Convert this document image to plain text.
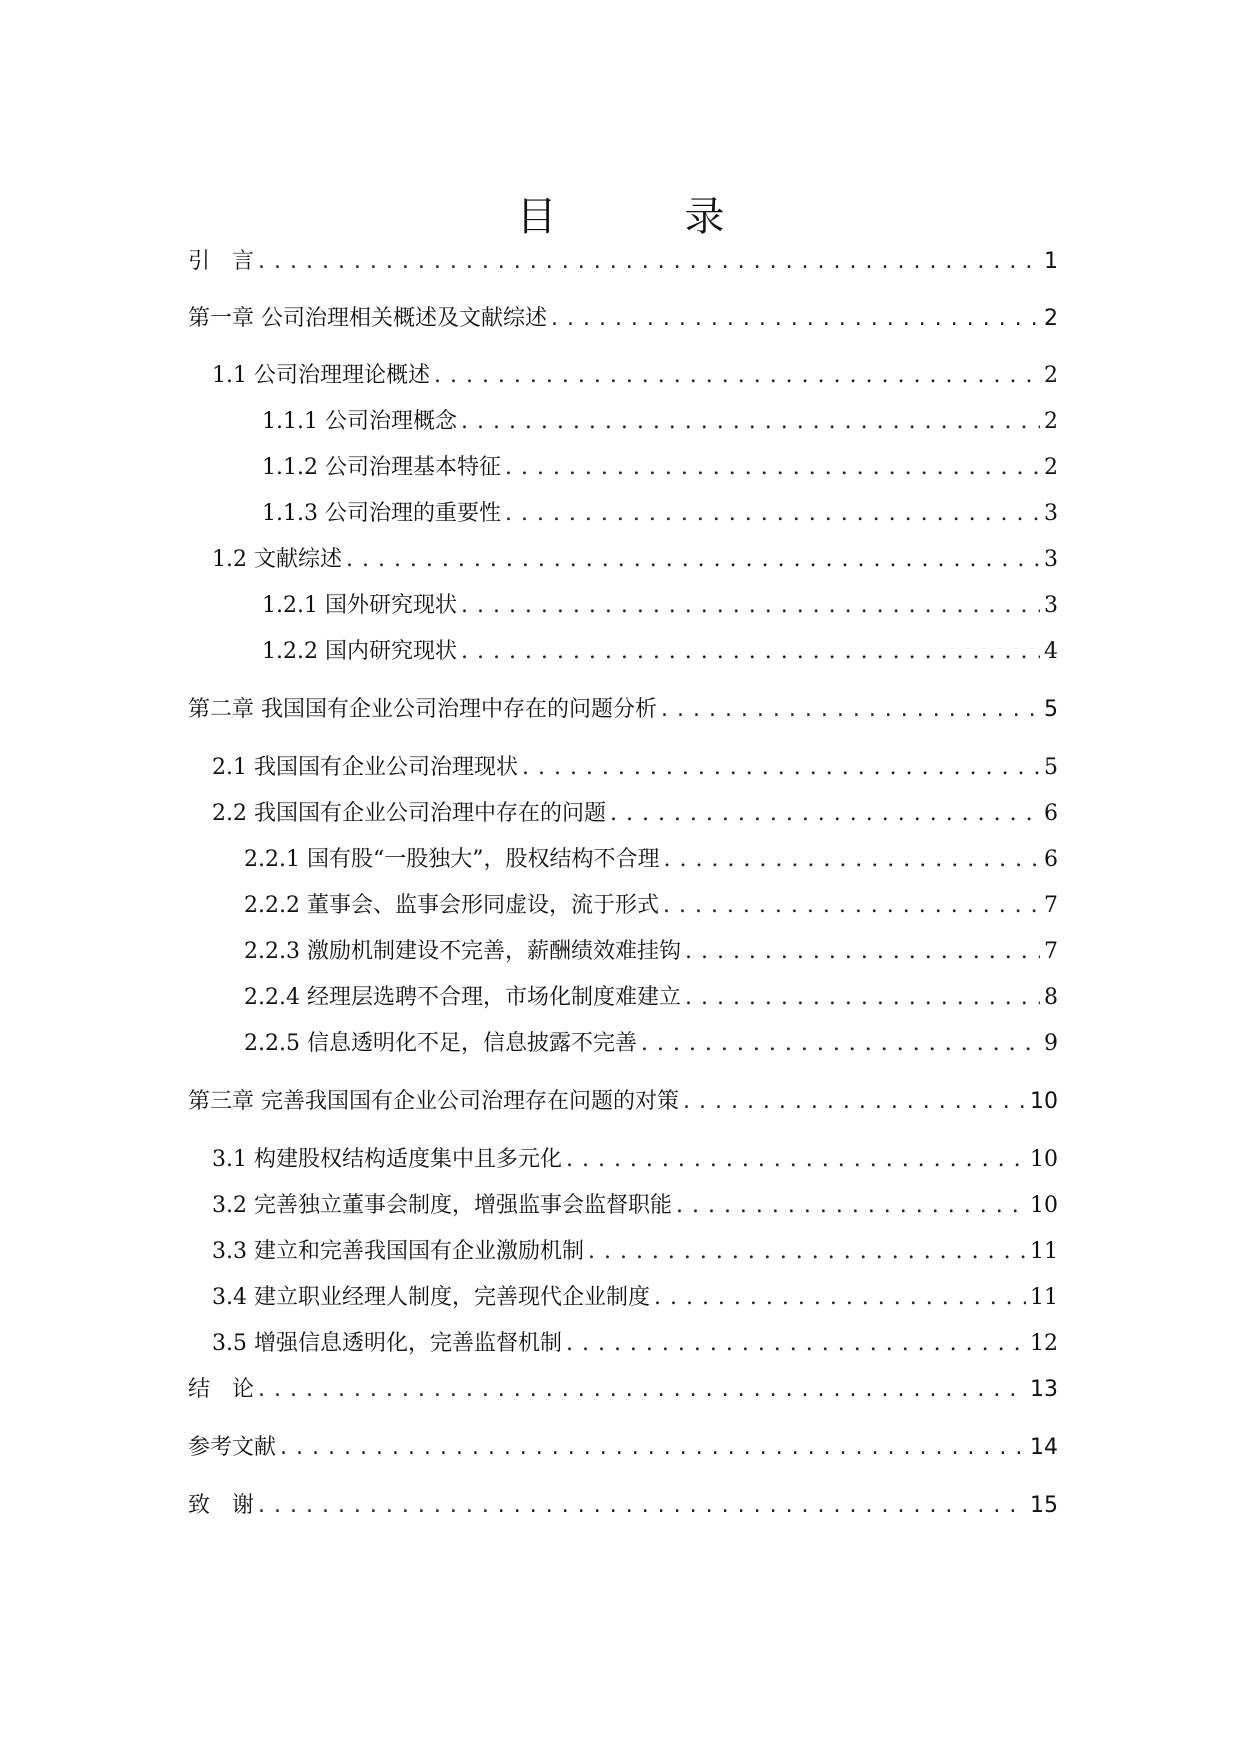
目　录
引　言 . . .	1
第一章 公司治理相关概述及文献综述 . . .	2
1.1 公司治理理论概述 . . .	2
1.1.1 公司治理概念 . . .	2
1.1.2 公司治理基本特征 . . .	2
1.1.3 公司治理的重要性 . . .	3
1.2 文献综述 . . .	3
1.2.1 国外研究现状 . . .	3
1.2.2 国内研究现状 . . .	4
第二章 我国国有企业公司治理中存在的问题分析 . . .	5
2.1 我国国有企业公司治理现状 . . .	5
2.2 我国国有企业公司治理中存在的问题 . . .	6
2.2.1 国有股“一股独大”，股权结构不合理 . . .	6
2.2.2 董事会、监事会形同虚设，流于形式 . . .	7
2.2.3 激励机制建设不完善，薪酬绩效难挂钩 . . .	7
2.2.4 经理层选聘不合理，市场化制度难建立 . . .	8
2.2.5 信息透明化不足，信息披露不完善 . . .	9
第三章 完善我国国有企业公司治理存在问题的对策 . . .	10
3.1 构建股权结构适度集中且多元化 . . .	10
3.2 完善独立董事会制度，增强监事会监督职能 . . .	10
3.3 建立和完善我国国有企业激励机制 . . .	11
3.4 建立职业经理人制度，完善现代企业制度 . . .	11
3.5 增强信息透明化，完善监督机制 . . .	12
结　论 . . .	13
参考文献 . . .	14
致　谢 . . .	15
◇ ◇ ◇
WORK TO DO: Go through the entries above and output them exactly, without pictures.

RESPONSE TO THIS TASK:
Convert this document image to plain text.
目　录
引　言 . . .	1
第一章 公司治理相关概述及文献综述 . . .	2
1.1 公司治理理论概述 . . .	2
1.1.1 公司治理概念 . . .	2
1.1.2 公司治理基本特征 . . .	2
1.1.3 公司治理的重要性 . . .	3
1.2 文献综述 . . .	3
1.2.1 国外研究现状 . . .	3
1.2.2 国内研究现状 . . .	4
第二章 我国国有企业公司治理中存在的问题分析 . . .	5
2.1 我国国有企业公司治理现状 . . .	5
2.2 我国国有企业公司治理中存在的问题 . . .	6
2.2.1 国有股“一股独大”，股权结构不合理 . . .	6
2.2.2 董事会、监事会形同虚设，流于形式 . . .	7
2.2.3 激励机制建设不完善，薪酬绩效难挂钩 . . .	7
2.2.4 经理层选聘不合理，市场化制度难建立 . . .	8
2.2.5 信息透明化不足，信息披露不完善 . . .	9
第三章 完善我国国有企业公司治理存在问题的对策 . . .	10
3.1 构建股权结构适度集中且多元化 . . .	10
3.2 完善独立董事会制度，增强监事会监督职能 . . .	10
3.3 建立和完善我国国有企业激励机制 . . .	11
3.4 建立职业经理人制度，完善现代企业制度 . . .	11
3.5 增强信息透明化，完善监督机制 . . .	12
结　论 . . .	13
参考文献 . . .	14
致　谢 . . .	15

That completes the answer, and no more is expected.